* [Task instructions]
Print all of the data exactly.

(Rows from a dataset)
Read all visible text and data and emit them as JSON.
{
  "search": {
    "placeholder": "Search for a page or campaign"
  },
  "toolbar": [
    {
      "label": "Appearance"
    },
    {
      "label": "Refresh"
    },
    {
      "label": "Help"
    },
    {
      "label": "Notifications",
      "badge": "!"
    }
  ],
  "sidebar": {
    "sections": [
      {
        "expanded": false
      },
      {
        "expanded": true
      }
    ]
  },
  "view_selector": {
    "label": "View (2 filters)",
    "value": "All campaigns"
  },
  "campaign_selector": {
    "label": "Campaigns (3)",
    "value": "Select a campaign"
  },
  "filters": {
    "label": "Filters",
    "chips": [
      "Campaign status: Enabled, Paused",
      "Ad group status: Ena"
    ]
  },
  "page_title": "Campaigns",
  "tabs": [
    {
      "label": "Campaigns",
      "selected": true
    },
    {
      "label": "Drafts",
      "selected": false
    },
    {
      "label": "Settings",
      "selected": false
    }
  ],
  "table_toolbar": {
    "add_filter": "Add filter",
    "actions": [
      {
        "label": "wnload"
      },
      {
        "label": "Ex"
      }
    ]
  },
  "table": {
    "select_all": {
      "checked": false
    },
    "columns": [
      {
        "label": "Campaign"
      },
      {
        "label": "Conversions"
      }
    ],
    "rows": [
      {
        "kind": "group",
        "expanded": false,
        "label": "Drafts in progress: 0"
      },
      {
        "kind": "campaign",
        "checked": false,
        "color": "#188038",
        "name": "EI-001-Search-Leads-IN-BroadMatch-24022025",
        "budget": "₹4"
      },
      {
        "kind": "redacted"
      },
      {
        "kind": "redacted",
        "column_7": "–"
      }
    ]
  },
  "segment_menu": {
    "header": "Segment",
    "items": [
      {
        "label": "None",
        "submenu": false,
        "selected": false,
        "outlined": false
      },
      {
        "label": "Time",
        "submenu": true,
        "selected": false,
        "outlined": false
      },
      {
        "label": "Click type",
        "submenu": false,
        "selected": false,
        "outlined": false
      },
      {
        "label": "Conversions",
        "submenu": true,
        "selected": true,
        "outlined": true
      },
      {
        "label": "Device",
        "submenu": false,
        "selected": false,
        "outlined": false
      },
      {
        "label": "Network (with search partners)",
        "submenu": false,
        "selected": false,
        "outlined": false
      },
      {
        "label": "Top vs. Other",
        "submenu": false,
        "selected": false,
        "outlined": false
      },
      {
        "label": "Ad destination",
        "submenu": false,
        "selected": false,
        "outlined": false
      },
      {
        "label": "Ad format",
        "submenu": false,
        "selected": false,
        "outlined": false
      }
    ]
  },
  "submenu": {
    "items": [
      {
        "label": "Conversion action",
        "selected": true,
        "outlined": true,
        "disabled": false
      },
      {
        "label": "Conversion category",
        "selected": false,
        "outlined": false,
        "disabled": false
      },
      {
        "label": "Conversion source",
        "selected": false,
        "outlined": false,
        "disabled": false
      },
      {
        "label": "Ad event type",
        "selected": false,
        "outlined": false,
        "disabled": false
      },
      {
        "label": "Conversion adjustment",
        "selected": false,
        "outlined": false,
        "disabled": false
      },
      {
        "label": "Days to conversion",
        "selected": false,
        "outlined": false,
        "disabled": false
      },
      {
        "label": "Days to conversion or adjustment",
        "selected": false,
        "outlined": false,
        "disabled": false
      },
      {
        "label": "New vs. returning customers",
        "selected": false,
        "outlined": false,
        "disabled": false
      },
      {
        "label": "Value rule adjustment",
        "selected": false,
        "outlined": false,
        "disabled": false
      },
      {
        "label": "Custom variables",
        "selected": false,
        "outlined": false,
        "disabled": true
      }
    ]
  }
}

* [Exercise result]
Read all visible text and data and emit them as JSON.
{
  "search": {
    "placeholder": "Search for a page or campaign"
  },
  "toolbar": [
    {
      "label": "Appearance"
    },
    {
      "label": "Refresh"
    },
    {
      "label": "Help"
    },
    {
      "label": "Notifications",
      "badge": "!"
    }
  ],
  "sidebar": {
    "sections": [
      {
        "expanded": false
      },
      {
        "expanded": true
      }
    ]
  },
  "view_selector": {
    "label": "View (2 filters)",
    "value": "All campaigns"
  },
  "campaign_selector": {
    "label": "Campaigns (3)",
    "value": "Select a campaign"
  },
  "filters": {
    "label": "Filters",
    "chips": [
      "Campaign status: Enabled, Paused",
      "Ad group status: Ena"
    ]
  },
  "page_title": "Campaigns",
  "tabs": [
    {
      "label": "Campaigns",
      "selected": true
    },
    {
      "label": "Drafts",
      "selected": false
    },
    {
      "label": "Settings",
      "selected": false
    }
  ],
  "table_toolbar": {
    "add_filter": "Add filter",
    "actions": [
      {
        "label": "wnload"
      },
      {
        "label": "Ex"
      }
    ]
  },
  "table": {
    "select_all": {
      "checked": false
    },
    "columns": [
      {
        "label": "Campaign"
      },
      {
        "label": "Conversions"
      }
    ],
    "rows": [
      {
        "kind": "group",
        "expanded": false,
        "label": "Drafts in progress: 0"
      },
      {
        "kind": "campaign",
        "checked": false,
        "color": "#188038",
        "name": "EI-001-Search-Leads-IN-BroadMatch-24022025",
        "budget": "₹4"
      },
      {
        "kind": "redacted"
      },
      {
        "kind": "redacted",
        "column_7": "–"
      }
    ]
  },
  "segment_menu": {
    "header": "Segment",
    "items": [
      {
        "label": "None",
        "submenu": false,
        "selected": false,
        "outlined": false
      },
      {
        "label": "Time",
        "submenu": true,
        "selected": false,
        "outlined": false
      },
      {
        "label": "Click type",
        "submenu": false,
        "selected": false,
        "outlined": false
      },
      {
        "label": "Conversions",
        "submenu": true,
        "selected": true,
        "outlined": true
      },
      {
        "label": "Device",
        "submenu": false,
        "selected": false,
        "outlined": false
      },
      {
        "label": "Network (with search partners)",
        "submenu": false,
        "selected": false,
        "outlined": false
      },
      {
        "label": "Top vs. Other",
        "submenu": false,
        "selected": false,
        "outlined": false
      },
      {
        "label": "Ad destination",
        "submenu": false,
        "selected": false,
        "outlined": false
      },
      {
        "label": "Ad format",
        "submenu": false,
        "selected": false,
        "outlined": false
      }
    ]
  },
  "submenu": {
    "items": [
      {
        "label": "Conversion action",
        "selected": true,
        "outlined": true,
        "disabled": false
      },
      {
        "label": "Conversion category",
        "selected": false,
        "outlined": false,
        "disabled": false
      },
      {
        "label": "Conversion source",
        "selected": false,
        "outlined": false,
        "disabled": false
      },
      {
        "label": "Ad event type",
        "selected": false,
        "outlined": false,
        "disabled": false
      },
      {
        "label": "Conversion adjustment",
        "selected": false,
        "outlined": false,
        "disabled": false
      },
      {
        "label": "Days to conversion",
        "selected": false,
        "outlined": false,
        "disabled": false
      },
      {
        "label": "Days to conversion or adjustment",
        "selected": false,
        "outlined": false,
        "disabled": false
      },
      {
        "label": "New vs. returning customers",
        "selected": false,
        "outlined": false,
        "disabled": false
      },
      {
        "label": "Value rule adjustment",
        "selected": false,
        "outlined": false,
        "disabled": false
      },
      {
        "label": "Custom variables",
        "selected": false,
        "outlined": false,
        "disabled": true
      }
    ]
  }
}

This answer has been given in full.